[A block of data]
[start]

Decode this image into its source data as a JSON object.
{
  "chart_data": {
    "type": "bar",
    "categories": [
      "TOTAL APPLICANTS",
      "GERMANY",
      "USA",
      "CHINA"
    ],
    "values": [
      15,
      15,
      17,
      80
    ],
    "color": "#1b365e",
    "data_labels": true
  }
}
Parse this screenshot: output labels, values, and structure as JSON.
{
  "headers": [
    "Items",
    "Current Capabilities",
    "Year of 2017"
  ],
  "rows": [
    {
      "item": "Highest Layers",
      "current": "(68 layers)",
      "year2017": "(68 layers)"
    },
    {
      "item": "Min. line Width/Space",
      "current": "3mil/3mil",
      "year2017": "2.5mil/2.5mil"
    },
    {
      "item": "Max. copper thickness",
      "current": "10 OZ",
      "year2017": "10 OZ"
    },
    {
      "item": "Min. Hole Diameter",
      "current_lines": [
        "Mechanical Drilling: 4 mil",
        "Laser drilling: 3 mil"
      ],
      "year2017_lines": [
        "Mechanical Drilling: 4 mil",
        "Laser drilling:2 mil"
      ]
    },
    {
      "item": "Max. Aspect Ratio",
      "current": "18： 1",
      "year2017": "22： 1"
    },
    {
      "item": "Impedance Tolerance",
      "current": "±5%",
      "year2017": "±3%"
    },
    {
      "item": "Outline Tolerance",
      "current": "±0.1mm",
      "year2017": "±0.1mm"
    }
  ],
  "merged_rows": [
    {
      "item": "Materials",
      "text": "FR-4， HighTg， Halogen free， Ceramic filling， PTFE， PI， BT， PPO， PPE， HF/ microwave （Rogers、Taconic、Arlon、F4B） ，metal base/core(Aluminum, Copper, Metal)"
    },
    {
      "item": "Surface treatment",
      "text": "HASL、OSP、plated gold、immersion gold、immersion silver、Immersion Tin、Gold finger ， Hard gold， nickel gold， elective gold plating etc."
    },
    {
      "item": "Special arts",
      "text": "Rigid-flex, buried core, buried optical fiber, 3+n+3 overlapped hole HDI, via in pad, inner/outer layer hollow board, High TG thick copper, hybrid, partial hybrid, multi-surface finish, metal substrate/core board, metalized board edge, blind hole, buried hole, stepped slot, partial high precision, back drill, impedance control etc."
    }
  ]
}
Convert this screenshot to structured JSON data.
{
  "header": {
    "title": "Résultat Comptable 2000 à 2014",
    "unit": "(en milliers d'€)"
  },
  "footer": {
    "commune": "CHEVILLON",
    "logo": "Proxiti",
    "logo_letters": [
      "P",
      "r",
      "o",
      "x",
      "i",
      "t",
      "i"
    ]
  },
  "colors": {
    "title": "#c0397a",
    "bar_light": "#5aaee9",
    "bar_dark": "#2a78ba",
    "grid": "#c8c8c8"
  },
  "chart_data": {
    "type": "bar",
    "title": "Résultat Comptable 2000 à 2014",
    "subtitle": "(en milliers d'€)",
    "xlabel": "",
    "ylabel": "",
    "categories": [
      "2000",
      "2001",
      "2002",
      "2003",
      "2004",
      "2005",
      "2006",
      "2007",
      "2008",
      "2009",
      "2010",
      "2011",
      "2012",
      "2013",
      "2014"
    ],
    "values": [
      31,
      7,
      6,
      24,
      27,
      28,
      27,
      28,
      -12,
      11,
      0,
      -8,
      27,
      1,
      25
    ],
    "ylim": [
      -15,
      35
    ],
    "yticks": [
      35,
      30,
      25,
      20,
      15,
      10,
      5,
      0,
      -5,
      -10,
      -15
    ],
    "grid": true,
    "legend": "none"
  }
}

[end]

» SET EXERCISE
Give back the whole listing exactly as it reads.

» EXERCISE OUTPUT
Decode this image into its source data as a JSON object.
{
  "chart_data": {
    "type": "bar",
    "categories": [
      "TOTAL APPLICANTS",
      "GERMANY",
      "USA",
      "CHINA"
    ],
    "values": [
      15,
      15,
      17,
      80
    ],
    "color": "#1b365e",
    "data_labels": true
  }
}
Parse this screenshot: output labels, values, and structure as JSON.
{
  "headers": [
    "Items",
    "Current Capabilities",
    "Year of 2017"
  ],
  "rows": [
    {
      "item": "Highest Layers",
      "current": "(68 layers)",
      "year2017": "(68 layers)"
    },
    {
      "item": "Min. line Width/Space",
      "current": "3mil/3mil",
      "year2017": "2.5mil/2.5mil"
    },
    {
      "item": "Max. copper thickness",
      "current": "10 OZ",
      "year2017": "10 OZ"
    },
    {
      "item": "Min. Hole Diameter",
      "current_lines": [
        "Mechanical Drilling: 4 mil",
        "Laser drilling: 3 mil"
      ],
      "year2017_lines": [
        "Mechanical Drilling: 4 mil",
        "Laser drilling:2 mil"
      ]
    },
    {
      "item": "Max. Aspect Ratio",
      "current": "18： 1",
      "year2017": "22： 1"
    },
    {
      "item": "Impedance Tolerance",
      "current": "±5%",
      "year2017": "±3%"
    },
    {
      "item": "Outline Tolerance",
      "current": "±0.1mm",
      "year2017": "±0.1mm"
    }
  ],
  "merged_rows": [
    {
      "item": "Materials",
      "text": "FR-4， HighTg， Halogen free， Ceramic filling， PTFE， PI， BT， PPO， PPE， HF/ microwave （Rogers、Taconic、Arlon、F4B） ，metal base/core(Aluminum, Copper, Metal)"
    },
    {
      "item": "Surface treatment",
      "text": "HASL、OSP、plated gold、immersion gold、immersion silver、Immersion Tin、Gold finger ， Hard gold， nickel gold， elective gold plating etc."
    },
    {
      "item": "Special arts",
      "text": "Rigid-flex, buried core, buried optical fiber, 3+n+3 overlapped hole HDI, via in pad, inner/outer layer hollow board, High TG thick copper, hybrid, partial hybrid, multi-surface finish, metal substrate/core board, metalized board edge, blind hole, buried hole, stepped slot, partial high precision, back drill, impedance control etc."
    }
  ]
}
Convert this screenshot to structured JSON data.
{
  "header": {
    "title": "Résultat Comptable 2000 à 2014",
    "unit": "(en milliers d'€)"
  },
  "footer": {
    "commune": "CHEVILLON",
    "logo": "Proxiti",
    "logo_letters": [
      "P",
      "r",
      "o",
      "x",
      "i",
      "t",
      "i"
    ]
  },
  "colors": {
    "title": "#c0397a",
    "bar_light": "#5aaee9",
    "bar_dark": "#2a78ba",
    "grid": "#c8c8c8"
  },
  "chart_data": {
    "type": "bar",
    "title": "Résultat Comptable 2000 à 2014",
    "subtitle": "(en milliers d'€)",
    "xlabel": "",
    "ylabel": "",
    "categories": [
      "2000",
      "2001",
      "2002",
      "2003",
      "2004",
      "2005",
      "2006",
      "2007",
      "2008",
      "2009",
      "2010",
      "2011",
      "2012",
      "2013",
      "2014"
    ],
    "values": [
      31,
      7,
      6,
      24,
      27,
      28,
      27,
      28,
      -12,
      11,
      0,
      -8,
      27,
      1,
      25
    ],
    "ylim": [
      -15,
      35
    ],
    "yticks": [
      35,
      30,
      25,
      20,
      15,
      10,
      5,
      0,
      -5,
      -10,
      -15
    ],
    "grid": true,
    "legend": "none"
  }
}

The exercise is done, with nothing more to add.